Problems
(a) In the passage on the Ahluwalia Report, what does the passage say the Report suggests? List each suggestion.
(b) Copy the rows verbatim. Start with the first row and end with the row that contains "macd-plot[interactable]: MACD(12,26,9) -0.002764", and include both of those rows.

Given passage
The Ahluwalia Report is sympathetic to the Fund acting as a lender of last resort in response to capital account crises, but worries about how such lending is to be financed, and also suggests resorting to a special SDR allocation (p.14) as well as to bigger quotas. In terms of conditionality for such lending, it is sympathetic to prequalification but points to the problem that performance criteria judged adequate prior to a crisis may not still appear to be so after the crisis has erupted (p.16). It suggests a compromise solution in which prequalification would entitle a country to a first tranche almost automatically, but subsequent drawings would require conditionality. It notes the danger that withdrawal of cover before a crisis could precipitate a loss of confidence that would provoke the very crisis that the arrangement was designed to avoid.

Provided records
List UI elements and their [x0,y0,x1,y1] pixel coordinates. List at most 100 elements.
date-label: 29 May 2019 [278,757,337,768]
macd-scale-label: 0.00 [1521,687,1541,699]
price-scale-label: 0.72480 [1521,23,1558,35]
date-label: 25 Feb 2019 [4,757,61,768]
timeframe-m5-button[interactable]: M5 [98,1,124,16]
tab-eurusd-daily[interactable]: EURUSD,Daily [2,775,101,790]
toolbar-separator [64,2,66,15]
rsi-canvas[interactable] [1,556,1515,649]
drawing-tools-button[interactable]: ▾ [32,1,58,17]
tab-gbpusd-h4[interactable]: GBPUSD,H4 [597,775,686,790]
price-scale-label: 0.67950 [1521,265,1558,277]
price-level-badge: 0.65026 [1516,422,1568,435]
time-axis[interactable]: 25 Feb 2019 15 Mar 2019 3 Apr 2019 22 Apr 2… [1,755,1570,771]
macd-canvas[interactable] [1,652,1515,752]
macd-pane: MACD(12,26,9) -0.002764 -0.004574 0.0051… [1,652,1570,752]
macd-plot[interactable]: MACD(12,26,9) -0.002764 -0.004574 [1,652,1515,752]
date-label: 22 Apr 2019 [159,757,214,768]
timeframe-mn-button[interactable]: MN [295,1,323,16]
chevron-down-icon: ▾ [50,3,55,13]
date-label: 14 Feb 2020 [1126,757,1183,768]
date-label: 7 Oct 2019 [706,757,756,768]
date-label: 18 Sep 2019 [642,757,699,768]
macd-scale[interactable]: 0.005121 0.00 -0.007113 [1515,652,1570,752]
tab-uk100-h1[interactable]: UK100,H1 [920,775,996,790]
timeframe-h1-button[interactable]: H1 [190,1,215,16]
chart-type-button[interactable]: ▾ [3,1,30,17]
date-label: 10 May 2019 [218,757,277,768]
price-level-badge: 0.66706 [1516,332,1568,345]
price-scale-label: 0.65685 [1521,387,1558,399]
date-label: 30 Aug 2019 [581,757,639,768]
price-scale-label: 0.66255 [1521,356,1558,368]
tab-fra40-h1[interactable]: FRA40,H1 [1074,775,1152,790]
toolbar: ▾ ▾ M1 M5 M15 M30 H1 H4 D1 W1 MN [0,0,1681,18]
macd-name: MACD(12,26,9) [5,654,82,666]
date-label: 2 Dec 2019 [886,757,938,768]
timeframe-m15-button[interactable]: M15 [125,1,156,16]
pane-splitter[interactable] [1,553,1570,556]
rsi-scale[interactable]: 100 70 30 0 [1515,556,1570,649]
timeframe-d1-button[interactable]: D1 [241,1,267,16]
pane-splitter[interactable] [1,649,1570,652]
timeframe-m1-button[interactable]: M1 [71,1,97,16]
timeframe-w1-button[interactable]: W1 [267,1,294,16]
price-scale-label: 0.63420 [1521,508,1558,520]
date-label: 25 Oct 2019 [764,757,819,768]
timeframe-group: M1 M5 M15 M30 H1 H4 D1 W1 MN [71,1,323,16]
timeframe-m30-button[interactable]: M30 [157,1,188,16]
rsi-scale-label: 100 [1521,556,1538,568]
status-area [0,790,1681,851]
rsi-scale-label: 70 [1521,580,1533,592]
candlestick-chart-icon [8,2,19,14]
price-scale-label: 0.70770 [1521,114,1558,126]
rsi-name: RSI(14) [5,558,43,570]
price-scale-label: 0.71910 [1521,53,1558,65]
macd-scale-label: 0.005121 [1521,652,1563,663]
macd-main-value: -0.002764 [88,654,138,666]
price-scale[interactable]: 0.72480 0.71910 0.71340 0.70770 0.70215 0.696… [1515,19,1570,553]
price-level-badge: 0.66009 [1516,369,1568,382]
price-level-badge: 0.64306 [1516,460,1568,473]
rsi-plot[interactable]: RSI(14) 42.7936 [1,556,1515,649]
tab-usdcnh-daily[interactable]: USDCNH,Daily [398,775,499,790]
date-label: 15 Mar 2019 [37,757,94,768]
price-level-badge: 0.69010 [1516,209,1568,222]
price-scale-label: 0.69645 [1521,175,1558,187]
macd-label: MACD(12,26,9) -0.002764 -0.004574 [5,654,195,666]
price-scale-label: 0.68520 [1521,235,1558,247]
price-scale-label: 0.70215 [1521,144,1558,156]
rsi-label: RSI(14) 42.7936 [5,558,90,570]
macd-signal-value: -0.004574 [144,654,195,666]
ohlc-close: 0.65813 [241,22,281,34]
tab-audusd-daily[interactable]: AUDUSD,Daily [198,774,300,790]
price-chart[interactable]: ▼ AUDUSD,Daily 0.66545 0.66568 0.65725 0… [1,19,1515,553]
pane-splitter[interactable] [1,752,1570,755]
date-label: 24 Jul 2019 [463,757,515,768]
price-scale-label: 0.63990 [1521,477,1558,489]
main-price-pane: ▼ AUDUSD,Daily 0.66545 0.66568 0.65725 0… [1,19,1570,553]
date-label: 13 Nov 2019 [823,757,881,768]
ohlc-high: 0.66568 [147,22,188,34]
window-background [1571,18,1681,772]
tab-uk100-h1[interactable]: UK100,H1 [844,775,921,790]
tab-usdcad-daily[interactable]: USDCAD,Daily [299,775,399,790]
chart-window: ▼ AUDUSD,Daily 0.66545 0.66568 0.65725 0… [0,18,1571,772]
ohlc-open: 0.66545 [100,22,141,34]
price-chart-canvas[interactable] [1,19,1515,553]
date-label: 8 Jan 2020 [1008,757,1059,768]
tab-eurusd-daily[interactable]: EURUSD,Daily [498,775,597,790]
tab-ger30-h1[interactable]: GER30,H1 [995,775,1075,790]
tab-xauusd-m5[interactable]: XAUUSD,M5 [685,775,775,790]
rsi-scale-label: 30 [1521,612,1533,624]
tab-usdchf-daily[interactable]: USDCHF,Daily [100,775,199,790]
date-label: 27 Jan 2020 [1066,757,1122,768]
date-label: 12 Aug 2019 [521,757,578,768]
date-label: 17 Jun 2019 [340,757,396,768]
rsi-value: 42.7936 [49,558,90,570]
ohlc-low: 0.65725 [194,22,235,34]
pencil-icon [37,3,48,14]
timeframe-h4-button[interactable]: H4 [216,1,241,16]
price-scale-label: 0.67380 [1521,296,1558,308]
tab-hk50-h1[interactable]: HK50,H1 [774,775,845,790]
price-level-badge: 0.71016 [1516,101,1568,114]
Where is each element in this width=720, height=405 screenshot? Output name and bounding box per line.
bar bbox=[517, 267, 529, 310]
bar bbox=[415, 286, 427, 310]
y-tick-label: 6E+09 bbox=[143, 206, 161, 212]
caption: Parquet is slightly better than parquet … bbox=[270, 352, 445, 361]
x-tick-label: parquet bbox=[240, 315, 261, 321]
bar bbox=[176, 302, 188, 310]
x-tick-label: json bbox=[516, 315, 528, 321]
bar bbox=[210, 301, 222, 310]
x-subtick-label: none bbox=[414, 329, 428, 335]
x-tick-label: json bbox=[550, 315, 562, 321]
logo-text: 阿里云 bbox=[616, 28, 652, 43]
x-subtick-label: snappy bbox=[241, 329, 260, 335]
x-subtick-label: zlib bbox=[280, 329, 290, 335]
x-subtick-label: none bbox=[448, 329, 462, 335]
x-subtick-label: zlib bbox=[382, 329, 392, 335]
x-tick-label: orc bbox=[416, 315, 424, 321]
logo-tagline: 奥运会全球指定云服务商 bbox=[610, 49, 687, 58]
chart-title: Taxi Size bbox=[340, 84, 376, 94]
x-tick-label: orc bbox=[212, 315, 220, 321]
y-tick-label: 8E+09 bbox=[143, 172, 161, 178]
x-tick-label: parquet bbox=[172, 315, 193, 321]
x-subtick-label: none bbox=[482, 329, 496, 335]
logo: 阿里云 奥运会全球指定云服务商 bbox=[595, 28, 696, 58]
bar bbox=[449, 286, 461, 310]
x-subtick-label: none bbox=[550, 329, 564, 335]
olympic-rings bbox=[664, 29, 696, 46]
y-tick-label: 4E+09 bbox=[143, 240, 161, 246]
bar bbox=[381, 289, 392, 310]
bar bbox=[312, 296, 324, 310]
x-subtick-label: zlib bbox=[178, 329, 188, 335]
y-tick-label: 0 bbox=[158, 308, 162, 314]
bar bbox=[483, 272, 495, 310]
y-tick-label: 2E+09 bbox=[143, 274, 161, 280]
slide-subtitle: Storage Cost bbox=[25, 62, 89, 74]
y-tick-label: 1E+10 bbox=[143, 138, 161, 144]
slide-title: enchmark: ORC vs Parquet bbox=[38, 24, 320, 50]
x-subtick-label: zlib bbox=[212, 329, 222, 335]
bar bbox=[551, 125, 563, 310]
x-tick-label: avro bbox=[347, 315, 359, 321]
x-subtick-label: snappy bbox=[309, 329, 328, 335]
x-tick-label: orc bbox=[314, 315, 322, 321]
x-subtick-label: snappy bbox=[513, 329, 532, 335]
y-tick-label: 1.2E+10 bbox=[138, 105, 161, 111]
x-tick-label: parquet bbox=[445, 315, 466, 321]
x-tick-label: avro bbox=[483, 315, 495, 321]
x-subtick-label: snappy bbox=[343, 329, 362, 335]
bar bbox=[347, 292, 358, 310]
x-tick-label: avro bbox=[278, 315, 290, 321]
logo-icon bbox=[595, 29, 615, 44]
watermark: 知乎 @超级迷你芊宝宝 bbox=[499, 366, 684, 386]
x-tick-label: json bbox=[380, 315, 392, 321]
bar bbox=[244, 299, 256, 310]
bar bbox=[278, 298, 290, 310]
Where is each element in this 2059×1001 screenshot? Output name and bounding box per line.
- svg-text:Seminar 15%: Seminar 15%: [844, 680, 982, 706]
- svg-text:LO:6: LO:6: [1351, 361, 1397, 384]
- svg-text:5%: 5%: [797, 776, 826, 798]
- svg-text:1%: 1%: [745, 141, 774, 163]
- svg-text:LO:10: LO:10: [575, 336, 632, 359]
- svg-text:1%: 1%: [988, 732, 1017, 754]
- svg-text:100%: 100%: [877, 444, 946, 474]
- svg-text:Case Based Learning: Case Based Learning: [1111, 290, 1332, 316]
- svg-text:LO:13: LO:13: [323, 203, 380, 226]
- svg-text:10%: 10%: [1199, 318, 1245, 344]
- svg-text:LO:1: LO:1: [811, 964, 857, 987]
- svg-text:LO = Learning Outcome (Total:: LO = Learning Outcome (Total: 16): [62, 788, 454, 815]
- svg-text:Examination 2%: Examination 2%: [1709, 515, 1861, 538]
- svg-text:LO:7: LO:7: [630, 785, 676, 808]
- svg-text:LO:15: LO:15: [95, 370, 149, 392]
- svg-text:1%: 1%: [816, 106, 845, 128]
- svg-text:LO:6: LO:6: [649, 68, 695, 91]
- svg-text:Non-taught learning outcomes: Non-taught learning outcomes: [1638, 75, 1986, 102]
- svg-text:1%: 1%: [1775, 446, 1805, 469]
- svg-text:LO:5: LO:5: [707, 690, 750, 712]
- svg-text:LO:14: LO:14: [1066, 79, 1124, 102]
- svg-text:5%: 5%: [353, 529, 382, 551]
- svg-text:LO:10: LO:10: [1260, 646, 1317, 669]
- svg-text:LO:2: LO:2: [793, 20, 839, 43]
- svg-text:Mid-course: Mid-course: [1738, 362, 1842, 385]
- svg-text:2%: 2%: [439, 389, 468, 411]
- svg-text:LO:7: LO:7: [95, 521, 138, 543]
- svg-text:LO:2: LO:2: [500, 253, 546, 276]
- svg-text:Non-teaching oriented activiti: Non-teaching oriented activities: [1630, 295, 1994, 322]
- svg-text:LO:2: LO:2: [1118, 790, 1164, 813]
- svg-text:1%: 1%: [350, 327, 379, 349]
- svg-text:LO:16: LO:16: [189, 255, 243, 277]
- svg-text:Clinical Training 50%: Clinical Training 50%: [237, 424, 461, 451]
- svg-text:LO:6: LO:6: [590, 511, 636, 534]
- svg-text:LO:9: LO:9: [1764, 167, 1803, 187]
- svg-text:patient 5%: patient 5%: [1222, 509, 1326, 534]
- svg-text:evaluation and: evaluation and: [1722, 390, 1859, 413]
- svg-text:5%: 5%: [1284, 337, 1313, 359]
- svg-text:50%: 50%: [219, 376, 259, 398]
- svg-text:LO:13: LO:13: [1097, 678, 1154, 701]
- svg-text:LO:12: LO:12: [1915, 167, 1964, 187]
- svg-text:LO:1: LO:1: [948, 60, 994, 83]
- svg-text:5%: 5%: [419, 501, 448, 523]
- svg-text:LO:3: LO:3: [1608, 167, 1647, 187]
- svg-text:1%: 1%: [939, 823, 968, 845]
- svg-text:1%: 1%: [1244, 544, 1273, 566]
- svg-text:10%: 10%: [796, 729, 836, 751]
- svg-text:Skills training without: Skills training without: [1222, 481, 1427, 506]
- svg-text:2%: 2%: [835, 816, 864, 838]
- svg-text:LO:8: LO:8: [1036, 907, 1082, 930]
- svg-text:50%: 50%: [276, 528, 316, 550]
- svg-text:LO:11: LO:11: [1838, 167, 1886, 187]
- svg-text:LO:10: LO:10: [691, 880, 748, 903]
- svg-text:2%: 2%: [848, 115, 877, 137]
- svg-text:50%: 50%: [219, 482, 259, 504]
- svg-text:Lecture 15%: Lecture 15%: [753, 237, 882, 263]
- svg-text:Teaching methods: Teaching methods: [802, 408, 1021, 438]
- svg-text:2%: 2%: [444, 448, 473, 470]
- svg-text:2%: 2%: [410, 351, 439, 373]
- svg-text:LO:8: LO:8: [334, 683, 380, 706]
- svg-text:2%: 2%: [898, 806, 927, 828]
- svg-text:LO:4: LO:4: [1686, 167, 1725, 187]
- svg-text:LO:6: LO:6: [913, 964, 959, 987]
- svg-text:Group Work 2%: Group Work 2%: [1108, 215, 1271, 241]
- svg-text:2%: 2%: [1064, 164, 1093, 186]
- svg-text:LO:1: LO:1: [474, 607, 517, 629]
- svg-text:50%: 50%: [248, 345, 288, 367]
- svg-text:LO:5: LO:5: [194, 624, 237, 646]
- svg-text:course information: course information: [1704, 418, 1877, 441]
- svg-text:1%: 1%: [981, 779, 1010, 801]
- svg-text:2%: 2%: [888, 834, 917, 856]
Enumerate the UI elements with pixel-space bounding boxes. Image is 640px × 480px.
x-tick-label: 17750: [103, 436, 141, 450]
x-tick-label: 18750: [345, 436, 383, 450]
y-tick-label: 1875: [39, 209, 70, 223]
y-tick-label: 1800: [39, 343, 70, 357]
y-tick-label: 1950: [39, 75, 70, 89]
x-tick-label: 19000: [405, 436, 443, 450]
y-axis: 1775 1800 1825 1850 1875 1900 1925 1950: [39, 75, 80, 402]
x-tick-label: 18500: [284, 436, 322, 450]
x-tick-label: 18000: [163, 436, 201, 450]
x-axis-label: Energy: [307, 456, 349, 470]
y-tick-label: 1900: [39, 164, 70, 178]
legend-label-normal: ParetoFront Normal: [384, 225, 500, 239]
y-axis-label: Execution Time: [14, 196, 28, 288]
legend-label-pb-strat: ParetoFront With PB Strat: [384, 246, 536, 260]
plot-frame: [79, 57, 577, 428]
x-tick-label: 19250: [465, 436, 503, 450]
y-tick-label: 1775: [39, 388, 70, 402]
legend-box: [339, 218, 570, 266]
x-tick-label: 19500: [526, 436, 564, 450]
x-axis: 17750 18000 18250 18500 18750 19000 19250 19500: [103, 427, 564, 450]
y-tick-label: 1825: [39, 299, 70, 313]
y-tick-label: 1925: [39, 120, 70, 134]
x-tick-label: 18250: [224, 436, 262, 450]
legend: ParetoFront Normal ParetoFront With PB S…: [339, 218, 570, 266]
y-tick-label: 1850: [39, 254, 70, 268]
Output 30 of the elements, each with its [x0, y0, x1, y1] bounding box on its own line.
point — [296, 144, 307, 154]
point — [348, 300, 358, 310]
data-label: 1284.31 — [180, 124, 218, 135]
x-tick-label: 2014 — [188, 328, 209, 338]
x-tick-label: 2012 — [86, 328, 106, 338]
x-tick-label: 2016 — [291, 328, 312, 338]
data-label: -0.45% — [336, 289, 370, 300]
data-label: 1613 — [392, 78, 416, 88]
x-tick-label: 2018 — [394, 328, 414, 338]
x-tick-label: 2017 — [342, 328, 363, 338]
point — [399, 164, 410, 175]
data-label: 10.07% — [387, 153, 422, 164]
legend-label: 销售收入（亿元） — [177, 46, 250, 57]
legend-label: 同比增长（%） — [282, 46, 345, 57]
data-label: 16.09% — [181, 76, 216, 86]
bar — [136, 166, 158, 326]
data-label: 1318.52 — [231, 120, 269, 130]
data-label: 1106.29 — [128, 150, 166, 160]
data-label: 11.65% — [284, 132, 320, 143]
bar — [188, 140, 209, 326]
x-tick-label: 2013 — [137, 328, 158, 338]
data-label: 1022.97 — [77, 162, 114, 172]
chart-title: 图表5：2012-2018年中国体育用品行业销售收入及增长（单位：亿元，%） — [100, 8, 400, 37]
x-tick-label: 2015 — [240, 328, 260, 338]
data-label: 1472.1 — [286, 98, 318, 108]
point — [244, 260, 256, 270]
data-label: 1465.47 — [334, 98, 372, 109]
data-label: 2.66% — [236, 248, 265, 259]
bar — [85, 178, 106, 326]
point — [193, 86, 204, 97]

Task-by-task outputs
(a)
- Resorting to a special SDR allocation
- Bigger quotas
- A compromise solution in which prequalification would entitle a country to a first tranche almost automatically, but subsequent drawings would require conditionality

(b)
List UI elements and their [x0,y0,x1,y1] pixel coordinates. List at most 100 elements.
date-label: 29 May 2019 [278,757,337,768]
macd-scale-label: 0.00 [1521,687,1541,699]
price-scale-label: 0.72480 [1521,23,1558,35]
date-label: 25 Feb 2019 [4,757,61,768]
timeframe-m5-button[interactable]: M5 [98,1,124,16]
tab-eurusd-daily[interactable]: EURUSD,Daily [2,775,101,790]
toolbar-separator [64,2,66,15]
rsi-canvas[interactable] [1,556,1515,649]
drawing-tools-button[interactable]: ▾ [32,1,58,17]
tab-gbpusd-h4[interactable]: GBPUSD,H4 [597,775,686,790]
price-scale-label: 0.67950 [1521,265,1558,277]
price-level-badge: 0.65026 [1516,422,1568,435]
time-axis[interactable]: 25 Feb 2019 15 Mar 2019 3 Apr 2019 22 Apr 2… [1,755,1570,771]
macd-canvas[interactable] [1,652,1515,752]
macd-pane: MACD(12,26,9) -0.002764 -0.004574 0.0051… [1,652,1570,752]
macd-plot[interactable]: MACD(12,26,9) -0.002764 -0.004574 [1,652,1515,752]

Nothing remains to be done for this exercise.